■ Task statement ■
Return all of the entries exactly as written.

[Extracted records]
** START **

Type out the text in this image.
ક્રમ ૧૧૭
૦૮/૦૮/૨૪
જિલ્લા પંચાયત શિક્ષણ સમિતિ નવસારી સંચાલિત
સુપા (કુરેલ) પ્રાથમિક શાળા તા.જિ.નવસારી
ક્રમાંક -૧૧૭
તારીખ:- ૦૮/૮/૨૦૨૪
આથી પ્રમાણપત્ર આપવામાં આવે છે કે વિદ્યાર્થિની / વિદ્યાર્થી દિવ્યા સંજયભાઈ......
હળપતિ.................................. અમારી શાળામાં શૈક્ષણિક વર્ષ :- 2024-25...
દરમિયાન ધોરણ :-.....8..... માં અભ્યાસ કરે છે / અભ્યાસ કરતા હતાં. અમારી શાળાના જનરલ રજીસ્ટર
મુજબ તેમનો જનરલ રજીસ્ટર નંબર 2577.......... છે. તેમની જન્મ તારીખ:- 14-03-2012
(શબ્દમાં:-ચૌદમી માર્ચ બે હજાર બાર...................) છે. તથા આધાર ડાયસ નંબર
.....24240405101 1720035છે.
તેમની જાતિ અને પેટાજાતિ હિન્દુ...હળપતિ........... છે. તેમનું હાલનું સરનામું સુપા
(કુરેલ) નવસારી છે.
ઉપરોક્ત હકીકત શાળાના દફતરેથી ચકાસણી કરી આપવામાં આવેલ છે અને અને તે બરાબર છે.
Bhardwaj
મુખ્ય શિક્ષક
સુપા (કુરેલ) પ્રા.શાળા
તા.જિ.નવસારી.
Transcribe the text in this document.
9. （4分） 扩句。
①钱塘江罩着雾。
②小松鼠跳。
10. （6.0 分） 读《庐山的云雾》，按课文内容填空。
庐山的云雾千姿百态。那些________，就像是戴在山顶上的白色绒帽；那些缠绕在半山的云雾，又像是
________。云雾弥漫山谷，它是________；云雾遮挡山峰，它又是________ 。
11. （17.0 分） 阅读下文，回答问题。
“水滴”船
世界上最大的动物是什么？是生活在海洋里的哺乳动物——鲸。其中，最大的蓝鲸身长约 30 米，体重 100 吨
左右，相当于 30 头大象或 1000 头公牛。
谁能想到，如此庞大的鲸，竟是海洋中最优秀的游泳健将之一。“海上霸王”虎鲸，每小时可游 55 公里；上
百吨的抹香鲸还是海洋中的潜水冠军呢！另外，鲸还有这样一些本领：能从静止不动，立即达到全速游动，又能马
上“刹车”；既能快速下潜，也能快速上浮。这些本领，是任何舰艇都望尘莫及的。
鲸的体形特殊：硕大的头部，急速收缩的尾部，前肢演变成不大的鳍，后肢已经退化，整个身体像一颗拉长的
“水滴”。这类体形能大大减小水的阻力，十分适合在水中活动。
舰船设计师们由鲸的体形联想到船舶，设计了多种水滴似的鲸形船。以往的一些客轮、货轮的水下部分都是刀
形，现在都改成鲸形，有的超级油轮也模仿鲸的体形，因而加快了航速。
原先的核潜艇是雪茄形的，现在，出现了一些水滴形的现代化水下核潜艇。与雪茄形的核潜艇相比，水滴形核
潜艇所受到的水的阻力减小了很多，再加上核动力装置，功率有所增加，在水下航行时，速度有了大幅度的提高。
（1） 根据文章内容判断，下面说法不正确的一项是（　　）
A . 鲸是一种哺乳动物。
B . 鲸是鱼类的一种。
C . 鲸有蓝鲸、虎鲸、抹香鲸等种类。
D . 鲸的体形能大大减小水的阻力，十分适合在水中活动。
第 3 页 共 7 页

** END **

■ Result of the exercise ■
Type out the text in this image.
ક્રમ ૧૧૭
૦૮/૦૮/૨૪
જિલ્લા પંચાયત શિક્ષણ સમિતિ નવસારી સંચાલિત
સુપા (કુરેલ) પ્રાથમિક શાળા તા.જિ.નવસારી
ક્રમાંક -૧૧૭
તારીખ:- ૦૮/૮/૨૦૨૪
આથી પ્રમાણપત્ર આપવામાં આવે છે કે વિદ્યાર્થિની / વિદ્યાર્થી દિવ્યા સંજયભાઈ......
હળપતિ.................................. અમારી શાળામાં શૈક્ષણિક વર્ષ :- 2024-25...
દરમિયાન ધોરણ :-.....8..... માં અભ્યાસ કરે છે / અભ્યાસ કરતા હતાં. અમારી શાળાના જનરલ રજીસ્ટર
મુજબ તેમનો જનરલ રજીસ્ટર નંબર 2577.......... છે. તેમની જન્મ તારીખ:- 14-03-2012
(શબ્દમાં:-ચૌદમી માર્ચ બે હજાર બાર...................) છે. તથા આધાર ડાયસ નંબર
.....24240405101 1720035છે.
તેમની જાતિ અને પેટાજાતિ હિન્દુ...હળપતિ........... છે. તેમનું હાલનું સરનામું સુપા
(કુરેલ) નવસારી છે.
ઉપરોક્ત હકીકત શાળાના દફતરેથી ચકાસણી કરી આપવામાં આવેલ છે અને અને તે બરાબર છે.
Bhardwaj
મુખ્ય શિક્ષક
સુપા (કુરેલ) પ્રા.શાળા
તા.જિ.નવસારી.
Transcribe the text in this document.
9. （4分） 扩句。
①钱塘江罩着雾。
②小松鼠跳。
10. （6.0 分） 读《庐山的云雾》，按课文内容填空。
庐山的云雾千姿百态。那些________，就像是戴在山顶上的白色绒帽；那些缠绕在半山的云雾，又像是
________。云雾弥漫山谷，它是________；云雾遮挡山峰，它又是________ 。
11. （17.0 分） 阅读下文，回答问题。
“水滴”船
世界上最大的动物是什么？是生活在海洋里的哺乳动物——鲸。其中，最大的蓝鲸身长约 30 米，体重 100 吨
左右，相当于 30 头大象或 1000 头公牛。
谁能想到，如此庞大的鲸，竟是海洋中最优秀的游泳健将之一。“海上霸王”虎鲸，每小时可游 55 公里；上
百吨的抹香鲸还是海洋中的潜水冠军呢！另外，鲸还有这样一些本领：能从静止不动，立即达到全速游动，又能马
上“刹车”；既能快速下潜，也能快速上浮。这些本领，是任何舰艇都望尘莫及的。
鲸的体形特殊：硕大的头部，急速收缩的尾部，前肢演变成不大的鳍，后肢已经退化，整个身体像一颗拉长的
“水滴”。这类体形能大大减小水的阻力，十分适合在水中活动。
舰船设计师们由鲸的体形联想到船舶，设计了多种水滴似的鲸形船。以往的一些客轮、货轮的水下部分都是刀
形，现在都改成鲸形，有的超级油轮也模仿鲸的体形，因而加快了航速。
原先的核潜艇是雪茄形的，现在，出现了一些水滴形的现代化水下核潜艇。与雪茄形的核潜艇相比，水滴形核
潜艇所受到的水的阻力减小了很多，再加上核动力装置，功率有所增加，在水下航行时，速度有了大幅度的提高。
（1） 根据文章内容判断，下面说法不正确的一项是（　　）
A . 鲸是一种哺乳动物。
B . 鲸是鱼类的一种。
C . 鲸有蓝鲸、虎鲸、抹香鲸等种类。
D . 鲸的体形能大大减小水的阻力，十分适合在水中活动。
第 3 页 共 7 页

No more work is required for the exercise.